(Records contained in a dataset)
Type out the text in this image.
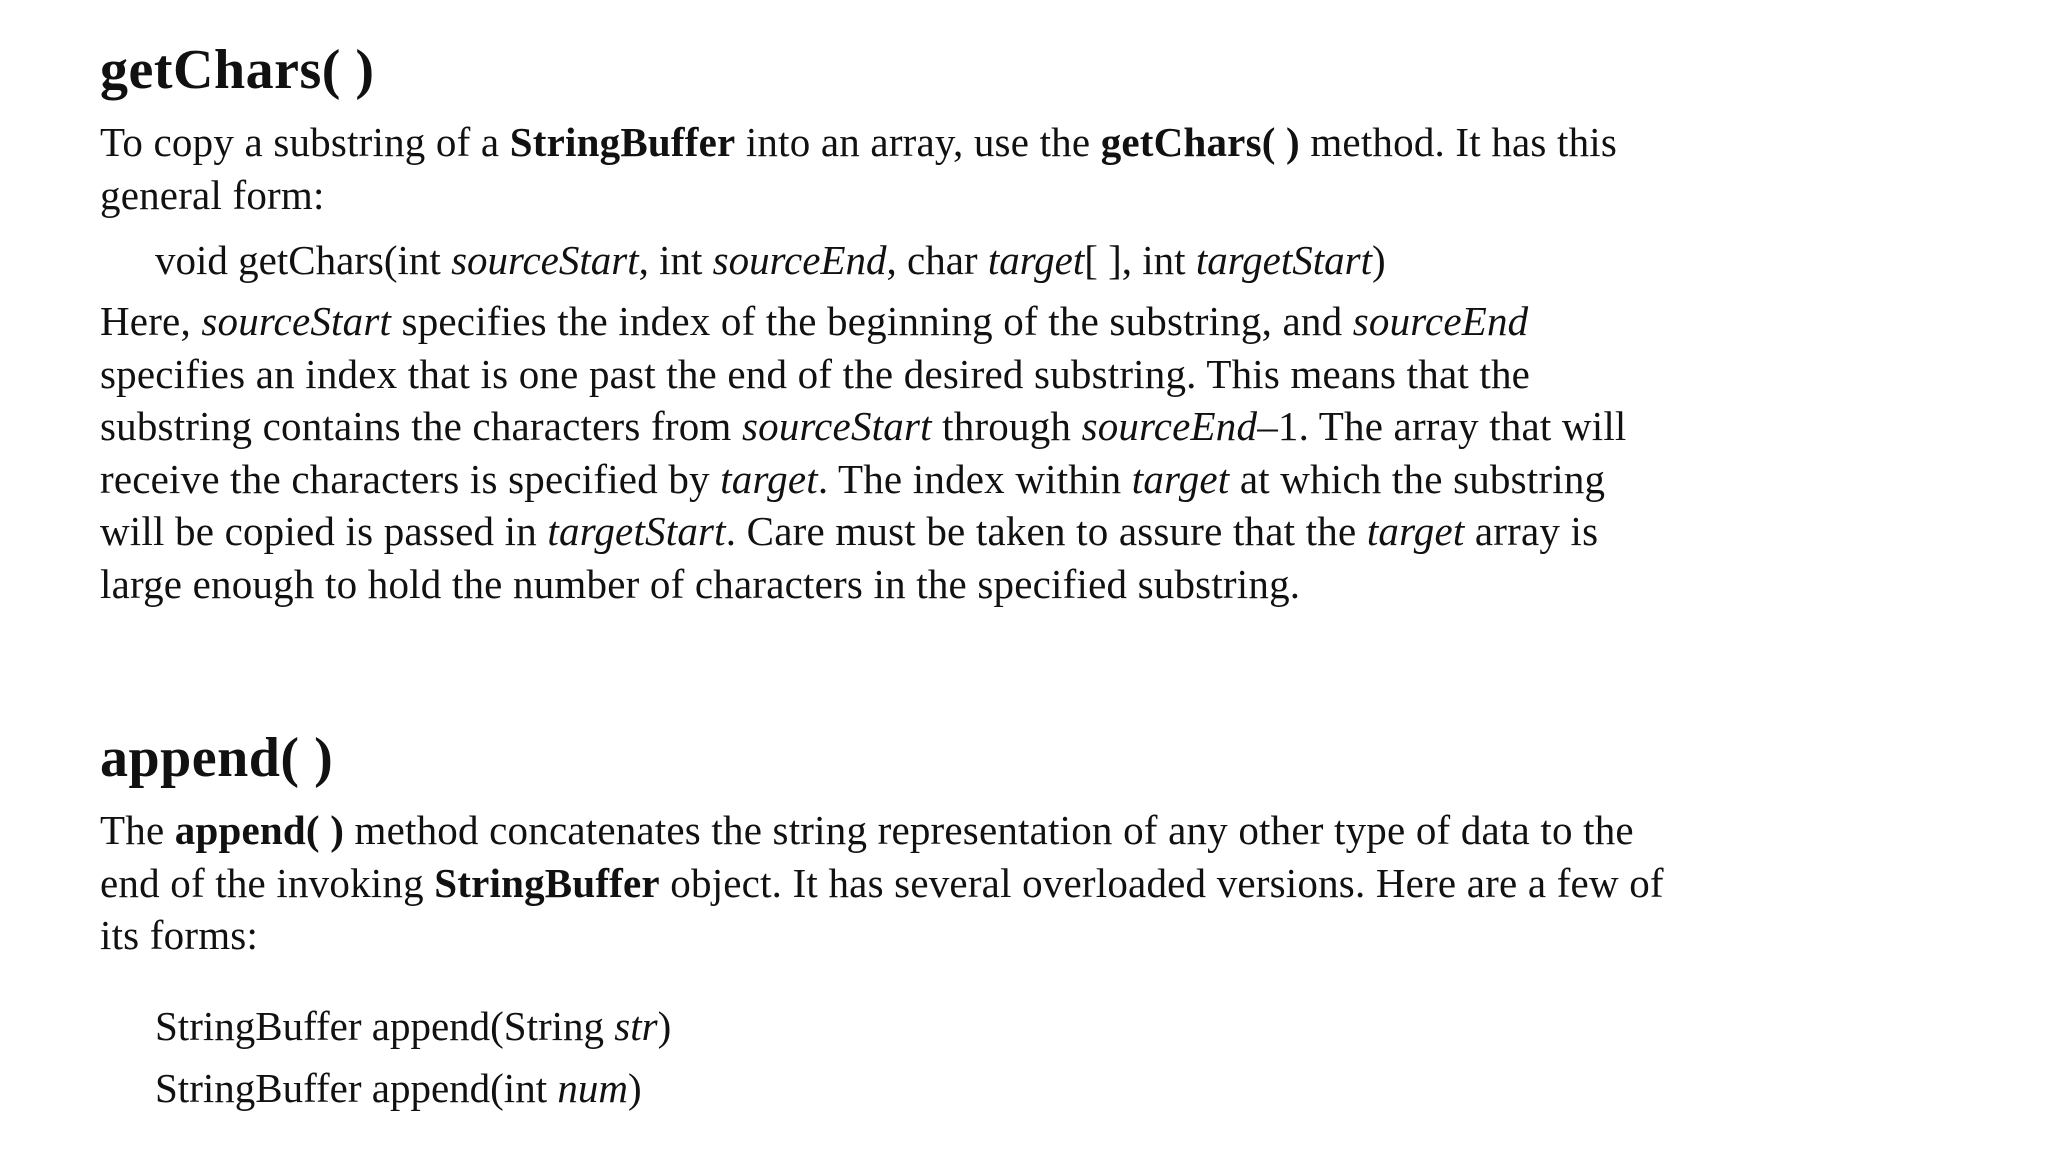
getChars( )

To copy a substring of a StringBuffer into an array, use the getChars( ) method. It has this general form:

void getChars(int sourceStart, int sourceEnd, char target[ ], int targetStart)

Here, sourceStart specifies the index of the beginning of the substring, and sourceEnd specifies an index that is one past the end of the desired substring. This means that the substring contains the characters from sourceStart through sourceEnd–1. The array that will receive the characters is specified by target. The index within target at which the substring will be copied is passed in targetStart. Care must be taken to assure that the target array is large enough to hold the number of characters in the specified substring.

append( )

The append( ) method concatenates the string representation of any other type of data to the end of the invoking StringBuffer object. It has several overloaded versions. Here are a few of its forms:

StringBuffer append(String str)
StringBuffer append(int num)
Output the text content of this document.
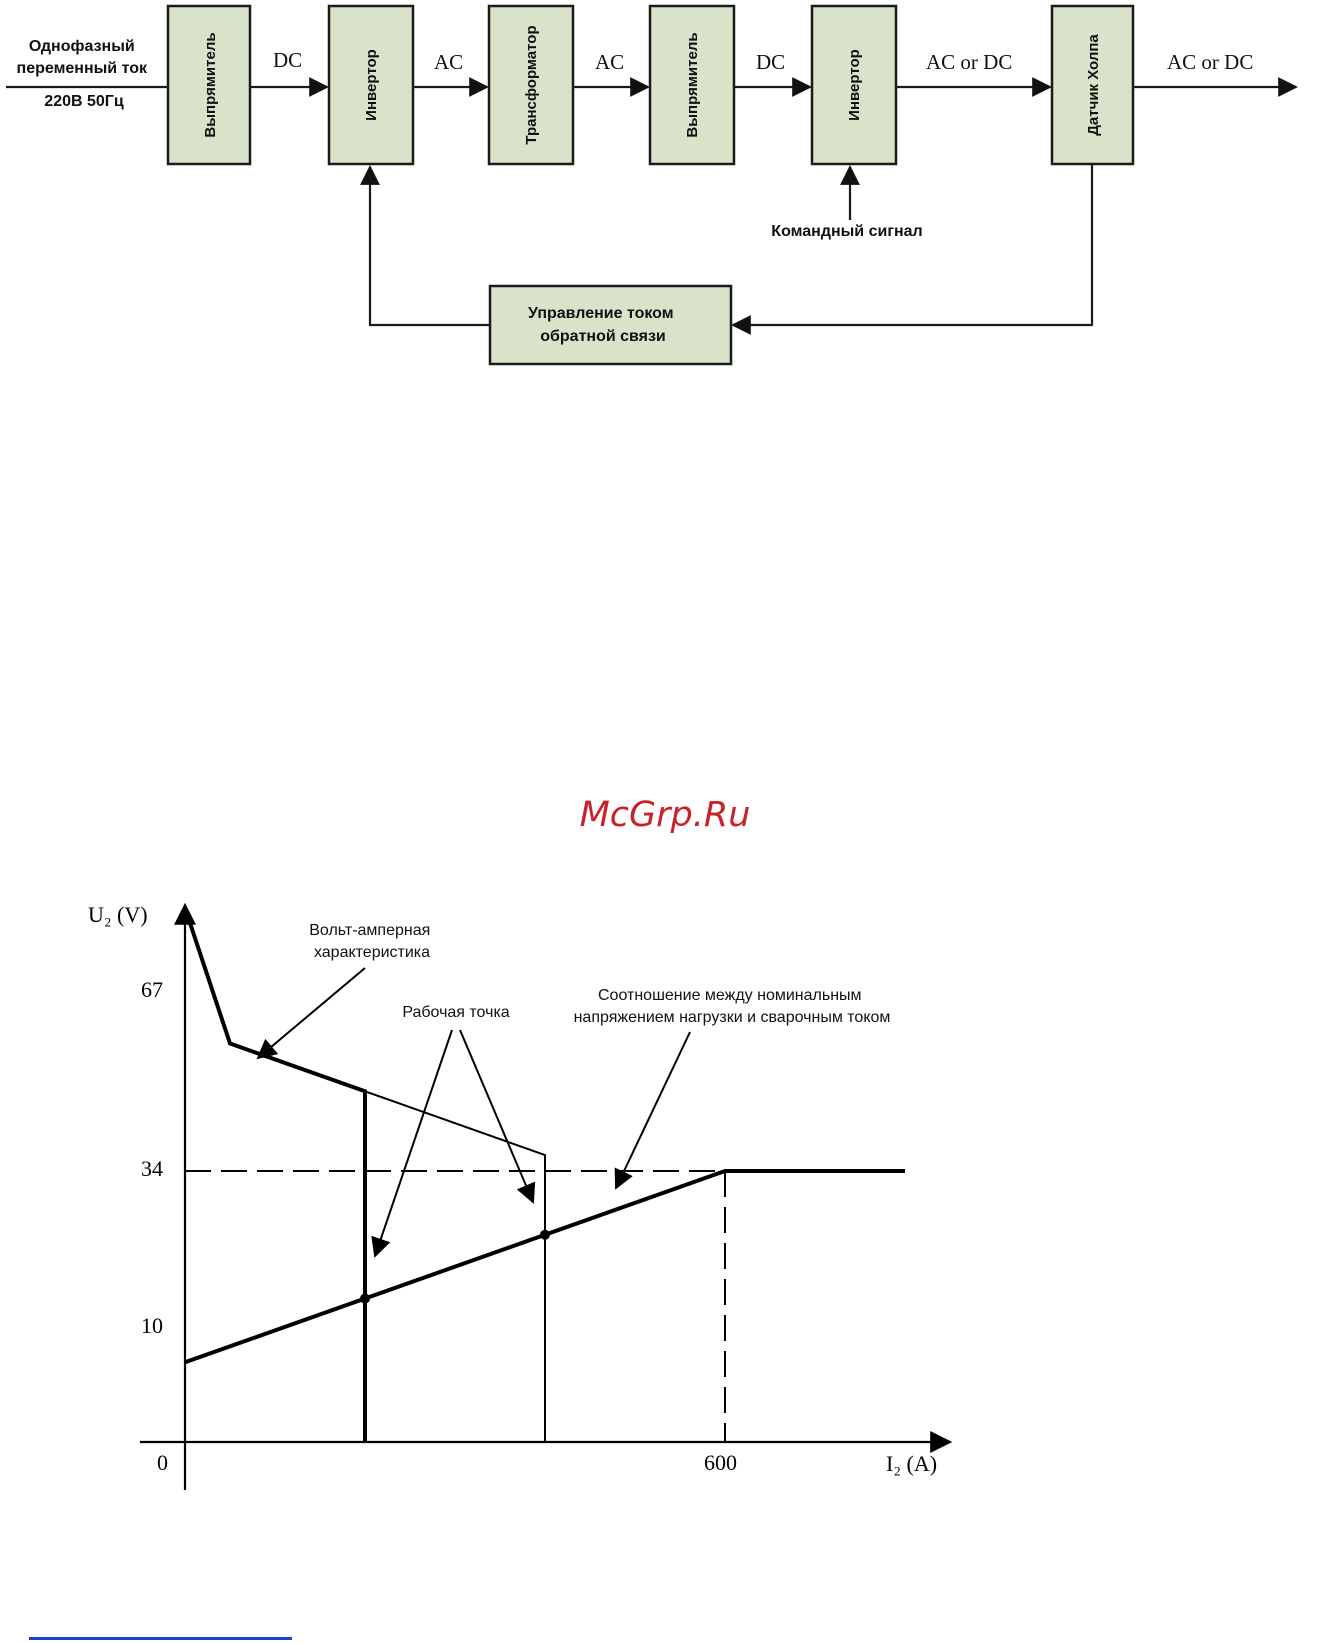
Однофазный переменный ток 220В 50Гц
DC	AC	AC	DC	AC or DC	AC or DC
Выпрямитель	Инвертор	Трансформатор	Выпрямитель	Инвертор	Датчик Холпа
Командный сигнал
Управление током обратной связи
McGrp.Ru
U₂ (V)
I₂ (A)
0	600
67
34
10
Вольт-амперная характеристика
Рабочая точка
Соотношение между номинальным напряжением нагрузки и сварочным током
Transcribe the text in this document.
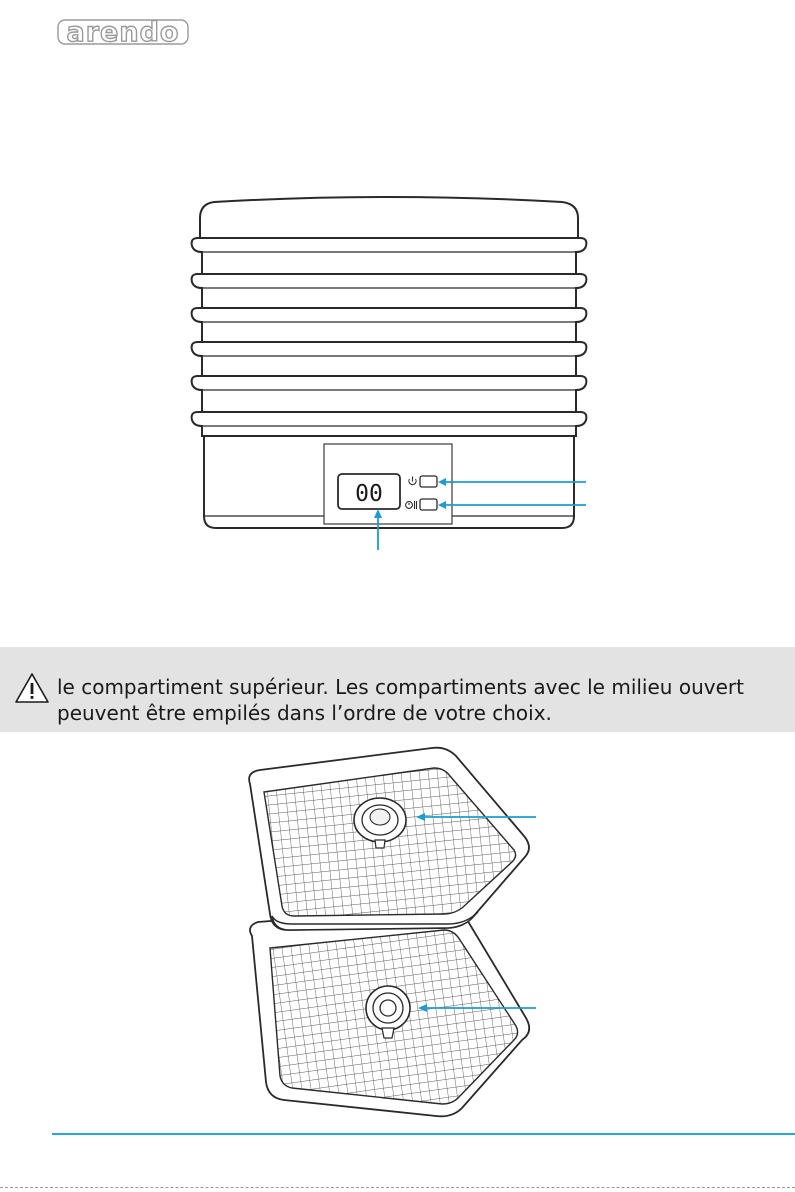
arendo
00

le compartiment supérieur. Les compartiments avec le milieu ouvert
peuvent être empilés dans l’ordre de votre choix.
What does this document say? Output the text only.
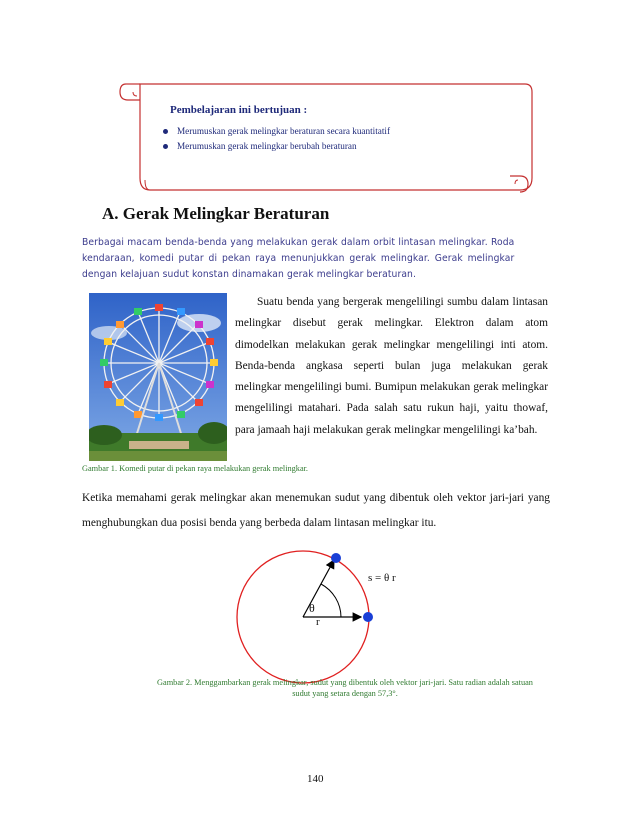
Pembelajaran ini bertujuan :
Merumuskan gerak melingkar beraturan secara kuantitatif
Merumuskan gerak melingkar berubah beraturan
A. Gerak Melingkar Beraturan
Berbagai macam benda-benda yang melakukan gerak dalam orbit lintasan melingkar. Roda kendaraan, komedi putar di pekan raya menunjukkan gerak melingkar. Gerak melingkar dengan kelajuan sudut konstan dinamakan gerak melingkar beraturan.
Suatu benda yang bergerak mengelilingi sumbu dalam lintasan melingkar disebut gerak melingkar. Elektron dalam atom dimodelkan melakukan gerak melingkar mengelilingi inti atom. Benda-benda angkasa seperti bulan juga melakukan gerak melingkar mengelilingi bumi. Bumipun melakukan gerak melingkar mengelilingi matahari. Pada salah satu rukun haji, yaitu thowaf, para jamaah haji melakukan gerak melingkar mengelilingi ka’bah.
Gambar 1. Komedi putar di pekan raya melakukan gerak melingkar.
Ketika memahami gerak melingkar akan menemukan sudut yang dibentuk oleh vektor jari-jari yang menghubungkan dua posisi benda yang berbeda dalam lintasan melingkar itu.
s = θ r
θ
r
Gambar 2. Menggambarkan gerak melingkar, sudut yang dibentuk oleh vektor jari-jari. Satu radian adalah satuan sudut yang setara dengan 57,3°.
140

* _Your goal_: Pick out every line holding the string "getChars" and return it.

* _Response_:
getChars( )
To copy a substring of a StringBuffer into an array, use the getChars( ) method. It has this general form:
void getChars(int sourceStart, int sourceEnd, char target[ ], int targetStart)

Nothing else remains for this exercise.